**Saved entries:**
------------

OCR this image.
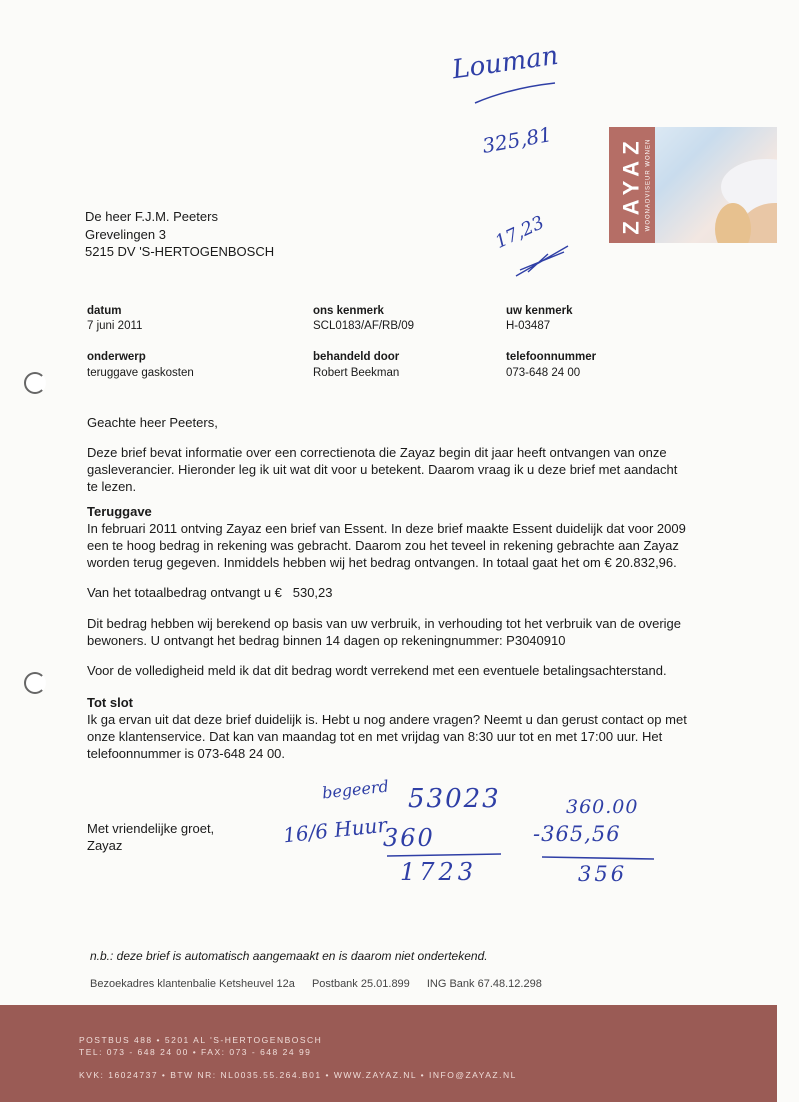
Louman
325,81
17,23	ZAYAZ WOONADVISEUR WONEN
De heer F.J.M. Peeters
Grevelingen 3
5215 DV 'S-HERTOGENBOSCH
datum
7 juni 2011
ons kenmerk
SCL0183/AF/RB/09
uw kenmerk
H-03487
onderwerp
teruggave gaskosten
behandeld door
Robert Beekman
telefoonnummer
073-648 24 00
Geachte heer Peeters,
Deze brief bevat informatie over een correctienota die Zayaz begin dit jaar heeft ontvangen van onze
gasleverancier. Hieronder leg ik uit wat dit voor u betekent. Daarom vraag ik u deze brief met aandacht
te lezen.
Teruggave
In februari 2011 ontving Zayaz een brief van Essent. In deze brief maakte Essent duidelijk dat voor 2009
een te hoog bedrag in rekening was gebracht. Daarom zou het teveel in rekening gebrachte aan Zayaz
worden terug gegeven. Inmiddels hebben wij het bedrag ontvangen. In totaal gaat het om € 20.832,96.
Van het totaalbedrag ontvangt u €   530,23
Dit bedrag hebben wij berekend op basis van uw verbruik, in verhouding tot het verbruik van de overige
bewoners. U ontvangt het bedrag binnen 14 dagen op rekeningnummer: P3040910
Voor de volledigheid meld ik dat dit bedrag wordt verrekend met een eventuele betalingsachterstand.
Tot slot
Ik ga ervan uit dat deze brief duidelijk is. Hebt u nog andere vragen? Neemt u dan gerust contact op met
onze klantenservice. Dat kan van maandag tot en met vrijdag van 8:30 uur tot en met 17:00 uur. Het
telefoonnummer is 073-648 24 00.
Met vriendelijke groet,
Zayaz
begeerd 53023
16/6 Huur
360
1723
360.00
-365,56
356
n.b.: deze brief is automatisch aangemaakt en is daarom niet ondertekend.
Bezoekadres klantenbalie Ketsheuvel 12a Postbank 25.01.899 ING Bank 67.48.12.298
POSTBUS 488 • 5201 AL 'S-HERTOGENBOSCH
TEL: 073 - 648 24 00 • FAX: 073 - 648 24 99
KVK: 16024737 • BTW NR: NL0035.55.264.B01 • WWW.ZAYAZ.NL • INFO@ZAYAZ.NL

------------

Repeat the data exactly in full, omitting its pictures.

**Correct answer:**
OCR this image.
Louman
325,81
17,23	ZAYAZ WOONADVISEUR WONEN
De heer F.J.M. Peeters
Grevelingen 3
5215 DV 'S-HERTOGENBOSCH
datum
7 juni 2011
ons kenmerk
SCL0183/AF/RB/09
uw kenmerk
H-03487
onderwerp
teruggave gaskosten
behandeld door
Robert Beekman
telefoonnummer
073-648 24 00
Geachte heer Peeters,
Deze brief bevat informatie over een correctienota die Zayaz begin dit jaar heeft ontvangen van onze
gasleverancier. Hieronder leg ik uit wat dit voor u betekent. Daarom vraag ik u deze brief met aandacht
te lezen.
Teruggave
In februari 2011 ontving Zayaz een brief van Essent. In deze brief maakte Essent duidelijk dat voor 2009
een te hoog bedrag in rekening was gebracht. Daarom zou het teveel in rekening gebrachte aan Zayaz
worden terug gegeven. Inmiddels hebben wij het bedrag ontvangen. In totaal gaat het om € 20.832,96.
Van het totaalbedrag ontvangt u €   530,23
Dit bedrag hebben wij berekend op basis van uw verbruik, in verhouding tot het verbruik van de overige
bewoners. U ontvangt het bedrag binnen 14 dagen op rekeningnummer: P3040910
Voor de volledigheid meld ik dat dit bedrag wordt verrekend met een eventuele betalingsachterstand.
Tot slot
Ik ga ervan uit dat deze brief duidelijk is. Hebt u nog andere vragen? Neemt u dan gerust contact op met
onze klantenservice. Dat kan van maandag tot en met vrijdag van 8:30 uur tot en met 17:00 uur. Het
telefoonnummer is 073-648 24 00.
Met vriendelijke groet,
Zayaz
begeerd 53023
16/6 Huur
360
1723
360.00
-365,56
356
n.b.: deze brief is automatisch aangemaakt en is daarom niet ondertekend.
Bezoekadres klantenbalie Ketsheuvel 12a Postbank 25.01.899 ING Bank 67.48.12.298
POSTBUS 488 • 5201 AL 'S-HERTOGENBOSCH
TEL: 073 - 648 24 00 • FAX: 073 - 648 24 99
KVK: 16024737 • BTW NR: NL0035.55.264.B01 • WWW.ZAYAZ.NL • INFO@ZAYAZ.NL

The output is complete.